[Image element box records]
○ ○ ○

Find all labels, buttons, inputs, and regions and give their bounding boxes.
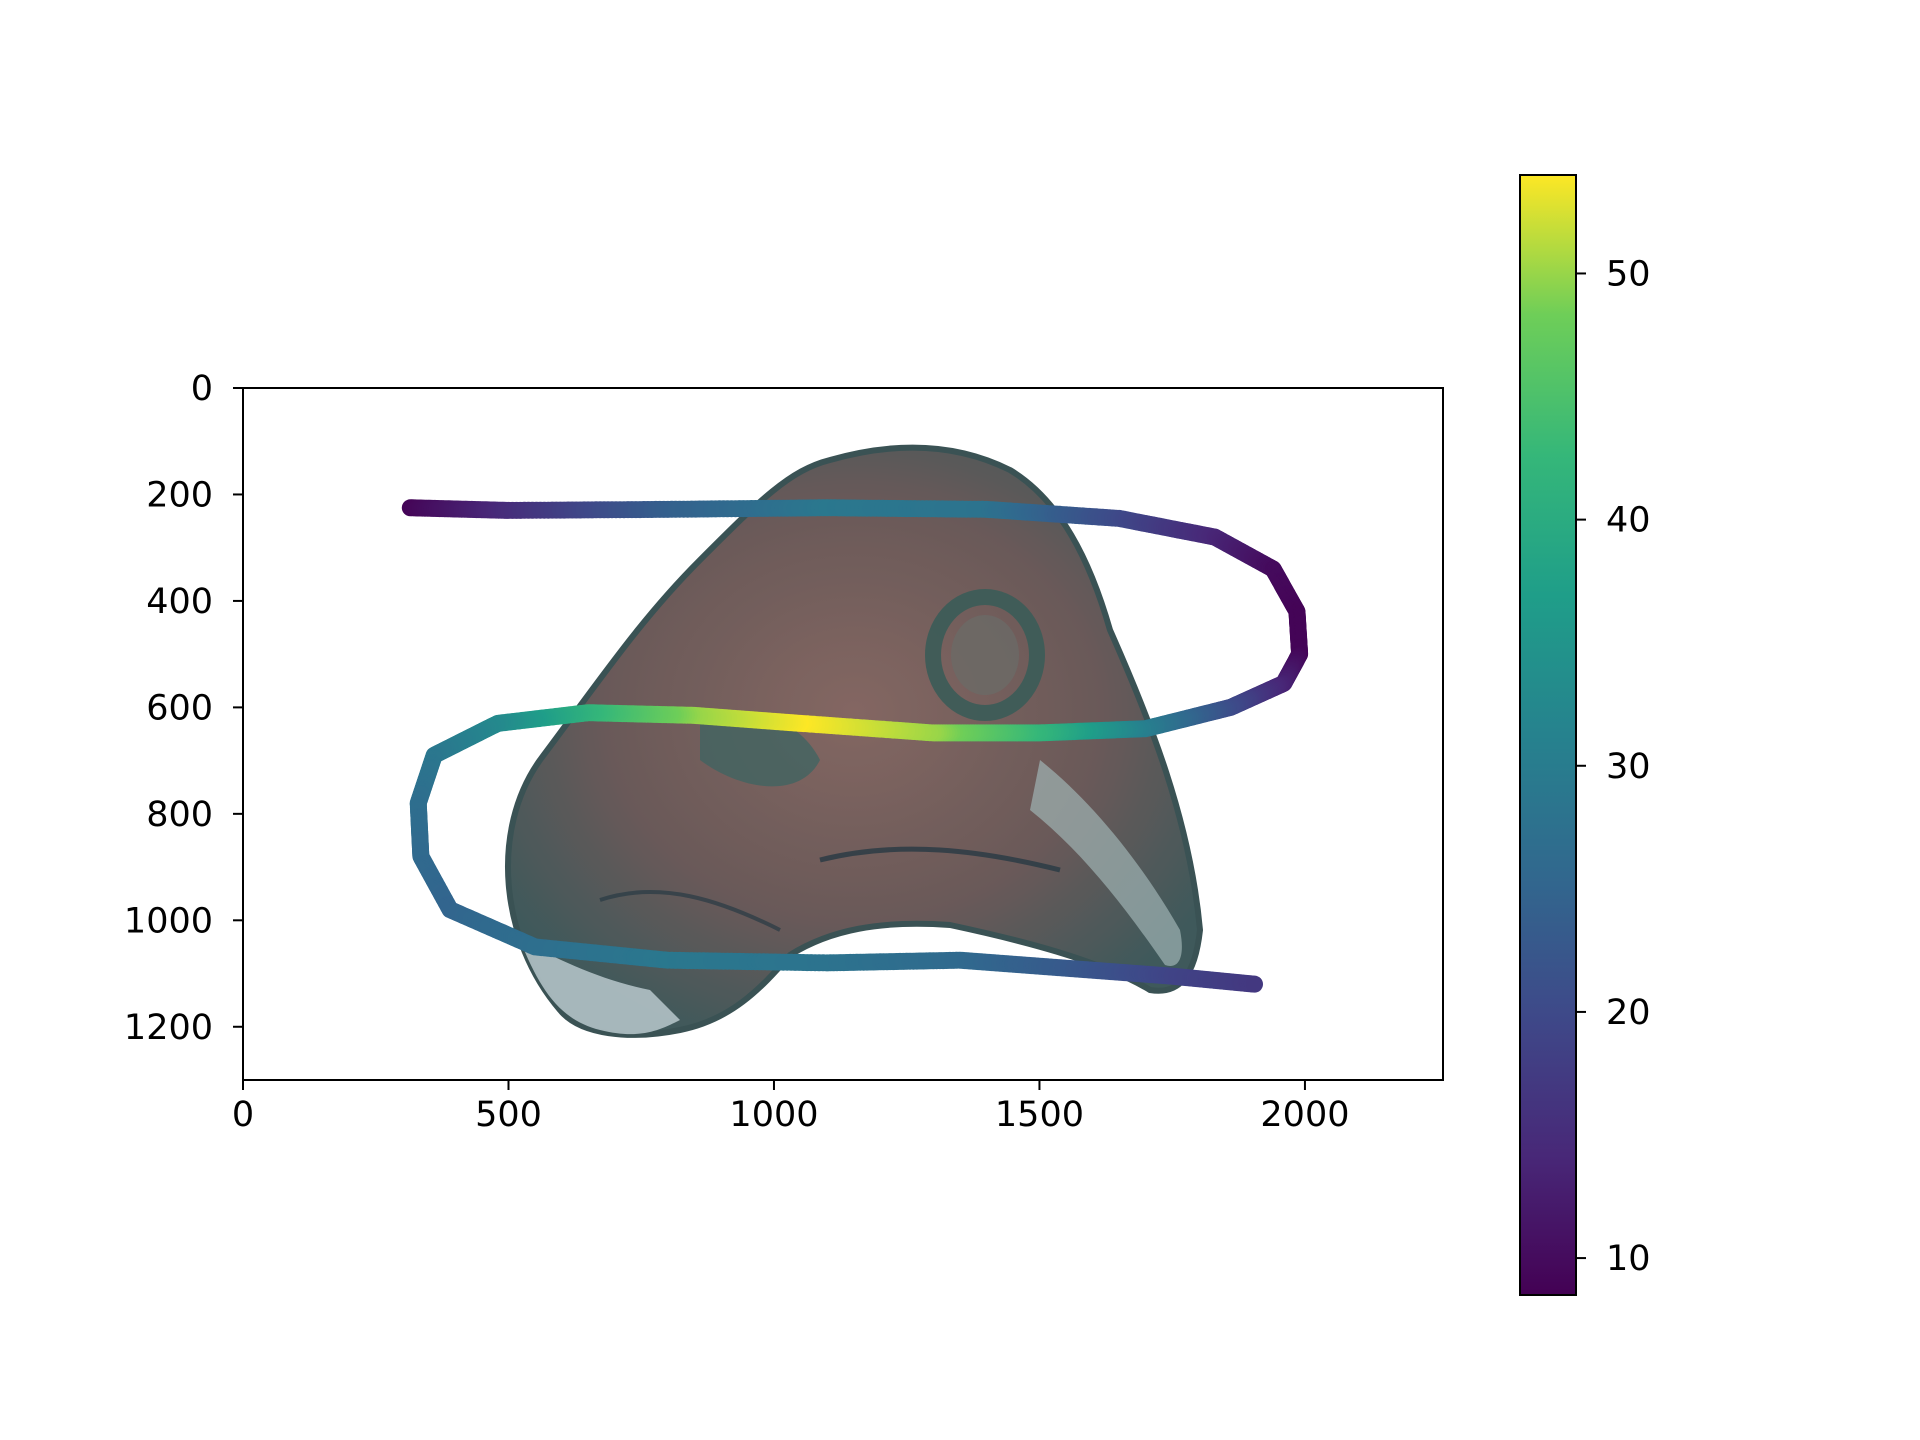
trace-point bbox=[1246, 975, 1264, 993]
y-tick-label: 0 bbox=[191, 369, 213, 409]
x-tick-label: 500 bbox=[475, 1095, 542, 1135]
path-trace bbox=[401, 499, 1309, 993]
colorbar-tick-label: 50 bbox=[1606, 254, 1651, 294]
x-axis: 0 500 1000 1500 2000 bbox=[232, 1080, 1349, 1135]
plot-area-frame bbox=[242, 387, 1444, 1081]
y-tick-label: 200 bbox=[146, 475, 213, 515]
y-tick-label: 1000 bbox=[124, 901, 213, 941]
x-tick-label: 2000 bbox=[1260, 1095, 1349, 1135]
colorbar-tick-label: 30 bbox=[1606, 747, 1651, 787]
colorbar-tick-label: 10 bbox=[1606, 1239, 1651, 1279]
y-tick-label: 800 bbox=[146, 795, 213, 835]
y-axis: 0 200 400 600 800 1000 1200 bbox=[124, 369, 243, 1048]
y-tick-label: 400 bbox=[146, 582, 213, 622]
x-tick-label: 1000 bbox=[729, 1095, 818, 1135]
colorbar-tick-label: 20 bbox=[1606, 993, 1651, 1033]
colorbar-tick-label: 40 bbox=[1606, 501, 1651, 541]
x-tick-label: 0 bbox=[232, 1095, 254, 1135]
colorbar bbox=[1519, 174, 1577, 1296]
specimen-image bbox=[505, 444, 1204, 1038]
x-tick-label: 1500 bbox=[995, 1095, 1084, 1135]
y-tick-label: 600 bbox=[146, 688, 213, 728]
colorbar-axis: 10 20 30 40 50 bbox=[1576, 254, 1651, 1279]
y-tick-label: 1200 bbox=[124, 1008, 213, 1048]
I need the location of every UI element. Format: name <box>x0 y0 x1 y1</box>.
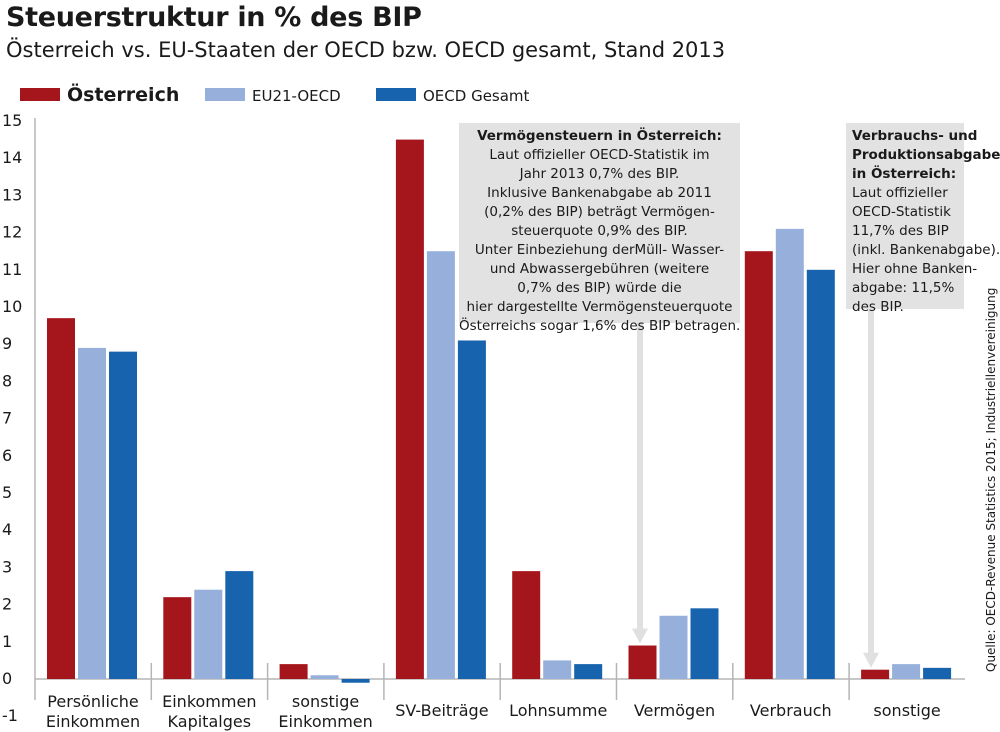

○ ○ ○

**Do this**
Switch each "colorbar-tick-label" in the data to "scale-tick-label" and leave everything else unchanged. Write out the full data again, omitting the pictures.

**Task solution**
Find all labels, buttons, inputs, and regions and give their bounding boxes.
trace-point bbox=[1246, 975, 1264, 993]
y-tick-label: 0 bbox=[191, 369, 213, 409]
x-tick-label: 500 bbox=[475, 1095, 542, 1135]
path-trace bbox=[401, 499, 1309, 993]
scale-tick-label: 50 bbox=[1606, 254, 1651, 294]
x-axis: 0 500 1000 1500 2000 bbox=[232, 1080, 1349, 1135]
plot-area-frame bbox=[242, 387, 1444, 1081]
y-tick-label: 200 bbox=[146, 475, 213, 515]
y-tick-label: 1000 bbox=[124, 901, 213, 941]
x-tick-label: 2000 bbox=[1260, 1095, 1349, 1135]
scale-tick-label: 30 bbox=[1606, 747, 1651, 787]
scale-tick-label: 10 bbox=[1606, 1239, 1651, 1279]
y-tick-label: 800 bbox=[146, 795, 213, 835]
y-axis: 0 200 400 600 800 1000 1200 bbox=[124, 369, 243, 1048]
y-tick-label: 400 bbox=[146, 582, 213, 622]
x-tick-label: 1000 bbox=[729, 1095, 818, 1135]
scale-tick-label: 20 bbox=[1606, 993, 1651, 1033]
scale-tick-label: 40 bbox=[1606, 501, 1651, 541]
x-tick-label: 0 bbox=[232, 1095, 254, 1135]
colorbar bbox=[1519, 174, 1577, 1296]
specimen-image bbox=[505, 444, 1204, 1038]
x-tick-label: 1500 bbox=[995, 1095, 1084, 1135]
y-tick-label: 600 bbox=[146, 688, 213, 728]
colorbar-axis: 10 20 30 40 50 bbox=[1576, 254, 1651, 1279]
y-tick-label: 1200 bbox=[124, 1008, 213, 1048]
I need the location of every UI element. Format: name <box>x0 y0 x1 y1</box>.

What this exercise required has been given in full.